— Aim —
Each record is to be printed again precisely as it reads.

--- BEGIN Given records ---

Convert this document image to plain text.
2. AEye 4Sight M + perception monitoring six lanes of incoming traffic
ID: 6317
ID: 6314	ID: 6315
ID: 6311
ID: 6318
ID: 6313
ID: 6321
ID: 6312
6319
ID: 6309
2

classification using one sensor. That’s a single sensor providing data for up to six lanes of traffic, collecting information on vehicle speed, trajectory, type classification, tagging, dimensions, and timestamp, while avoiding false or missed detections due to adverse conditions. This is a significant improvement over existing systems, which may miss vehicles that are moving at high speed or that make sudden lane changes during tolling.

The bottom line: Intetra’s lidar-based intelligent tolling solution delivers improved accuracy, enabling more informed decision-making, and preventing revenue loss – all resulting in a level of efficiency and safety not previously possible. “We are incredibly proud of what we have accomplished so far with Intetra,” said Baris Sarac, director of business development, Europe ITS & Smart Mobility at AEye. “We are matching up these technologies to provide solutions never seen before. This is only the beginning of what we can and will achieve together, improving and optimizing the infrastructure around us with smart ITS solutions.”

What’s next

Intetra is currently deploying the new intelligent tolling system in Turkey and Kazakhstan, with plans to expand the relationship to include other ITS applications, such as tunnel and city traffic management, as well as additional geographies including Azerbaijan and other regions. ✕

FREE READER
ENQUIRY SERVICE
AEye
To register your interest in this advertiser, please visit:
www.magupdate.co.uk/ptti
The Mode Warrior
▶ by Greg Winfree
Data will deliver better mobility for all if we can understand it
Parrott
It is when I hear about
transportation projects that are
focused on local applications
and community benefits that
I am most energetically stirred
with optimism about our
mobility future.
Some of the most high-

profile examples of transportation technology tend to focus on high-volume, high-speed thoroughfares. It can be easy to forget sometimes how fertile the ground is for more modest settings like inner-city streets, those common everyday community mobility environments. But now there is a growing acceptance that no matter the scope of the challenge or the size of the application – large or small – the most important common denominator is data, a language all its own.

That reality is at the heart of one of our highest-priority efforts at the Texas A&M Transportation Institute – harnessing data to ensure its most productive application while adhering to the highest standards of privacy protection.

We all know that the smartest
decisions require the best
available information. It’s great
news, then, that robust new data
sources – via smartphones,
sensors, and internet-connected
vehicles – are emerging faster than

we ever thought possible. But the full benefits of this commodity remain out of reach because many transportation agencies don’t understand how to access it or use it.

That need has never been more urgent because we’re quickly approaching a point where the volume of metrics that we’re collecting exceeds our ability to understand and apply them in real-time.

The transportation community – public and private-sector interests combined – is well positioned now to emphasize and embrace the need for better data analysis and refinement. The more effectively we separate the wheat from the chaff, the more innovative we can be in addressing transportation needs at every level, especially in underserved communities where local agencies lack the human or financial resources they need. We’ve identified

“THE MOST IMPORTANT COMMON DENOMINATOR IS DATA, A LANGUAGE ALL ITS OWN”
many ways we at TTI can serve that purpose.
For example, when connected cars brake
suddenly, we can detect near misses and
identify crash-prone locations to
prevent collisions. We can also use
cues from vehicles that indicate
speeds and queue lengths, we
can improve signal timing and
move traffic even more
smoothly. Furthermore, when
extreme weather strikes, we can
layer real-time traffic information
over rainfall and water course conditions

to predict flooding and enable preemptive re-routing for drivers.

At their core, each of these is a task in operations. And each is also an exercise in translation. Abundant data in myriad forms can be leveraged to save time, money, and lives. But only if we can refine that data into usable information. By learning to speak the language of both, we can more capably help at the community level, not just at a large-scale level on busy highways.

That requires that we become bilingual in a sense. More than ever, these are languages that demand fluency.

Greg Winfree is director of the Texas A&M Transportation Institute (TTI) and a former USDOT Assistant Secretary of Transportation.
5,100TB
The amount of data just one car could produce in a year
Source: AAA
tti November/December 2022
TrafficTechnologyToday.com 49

--- END Given records ---

— Solution below —
Convert this document image to plain text.
2. AEye 4Sight M + perception monitoring six lanes of incoming traffic
ID: 6317
ID: 6314	ID: 6315
ID: 6311
ID: 6318
ID: 6313
ID: 6321
ID: 6312
6319
ID: 6309
2

classification using one sensor. That’s a single sensor providing data for up to six lanes of traffic, collecting information on vehicle speed, trajectory, type classification, tagging, dimensions, and timestamp, while avoiding false or missed detections due to adverse conditions. This is a significant improvement over existing systems, which may miss vehicles that are moving at high speed or that make sudden lane changes during tolling.

The bottom line: Intetra’s lidar-based intelligent tolling solution delivers improved accuracy, enabling more informed decision-making, and preventing revenue loss – all resulting in a level of efficiency and safety not previously possible. “We are incredibly proud of what we have accomplished so far with Intetra,” said Baris Sarac, director of business development, Europe ITS & Smart Mobility at AEye. “We are matching up these technologies to provide solutions never seen before. This is only the beginning of what we can and will achieve together, improving and optimizing the infrastructure around us with smart ITS solutions.”

What’s next

Intetra is currently deploying the new intelligent tolling system in Turkey and Kazakhstan, with plans to expand the relationship to include other ITS applications, such as tunnel and city traffic management, as well as additional geographies including Azerbaijan and other regions. ✕

FREE READER
ENQUIRY SERVICE
AEye
To register your interest in this advertiser, please visit:
www.magupdate.co.uk/ptti
The Mode Warrior
▶ by Greg Winfree
Data will deliver better mobility for all if we can understand it
Parrott
It is when I hear about
transportation projects that are
focused on local applications
and community benefits that
I am most energetically stirred
with optimism about our
mobility future.
Some of the most high-

profile examples of transportation technology tend to focus on high-volume, high-speed thoroughfares. It can be easy to forget sometimes how fertile the ground is for more modest settings like inner-city streets, those common everyday community mobility environments. But now there is a growing acceptance that no matter the scope of the challenge or the size of the application – large or small – the most important common denominator is data, a language all its own.

That reality is at the heart of one of our highest-priority efforts at the Texas A&M Transportation Institute – harnessing data to ensure its most productive application while adhering to the highest standards of privacy protection.

We all know that the smartest
decisions require the best
available information. It’s great
news, then, that robust new data
sources – via smartphones,
sensors, and internet-connected
vehicles – are emerging faster than

we ever thought possible. But the full benefits of this commodity remain out of reach because many transportation agencies don’t understand how to access it or use it.

That need has never been more urgent because we’re quickly approaching a point where the volume of metrics that we’re collecting exceeds our ability to understand and apply them in real-time.

The transportation community – public and private-sector interests combined – is well positioned now to emphasize and embrace the need for better data analysis and refinement. The more effectively we separate the wheat from the chaff, the more innovative we can be in addressing transportation needs at every level, especially in underserved communities where local agencies lack the human or financial resources they need. We’ve identified

“THE MOST IMPORTANT COMMON DENOMINATOR IS DATA, A LANGUAGE ALL ITS OWN”
many ways we at TTI can serve that purpose.
For example, when connected cars brake
suddenly, we can detect near misses and
identify crash-prone locations to
prevent collisions. We can also use
cues from vehicles that indicate
speeds and queue lengths, we
can improve signal timing and
move traffic even more
smoothly. Furthermore, when
extreme weather strikes, we can
layer real-time traffic information
over rainfall and water course conditions

to predict flooding and enable preemptive re-routing for drivers.

At their core, each of these is a task in operations. And each is also an exercise in translation. Abundant data in myriad forms can be leveraged to save time, money, and lives. But only if we can refine that data into usable information. By learning to speak the language of both, we can more capably help at the community level, not just at a large-scale level on busy highways.

That requires that we become bilingual in a sense. More than ever, these are languages that demand fluency.

Greg Winfree is director of the Texas A&M Transportation Institute (TTI) and a former USDOT Assistant Secretary of Transportation.
5,100TB
The amount of data just one car could produce in a year
Source: AAA
tti November/December 2022
TrafficTechnologyToday.com 49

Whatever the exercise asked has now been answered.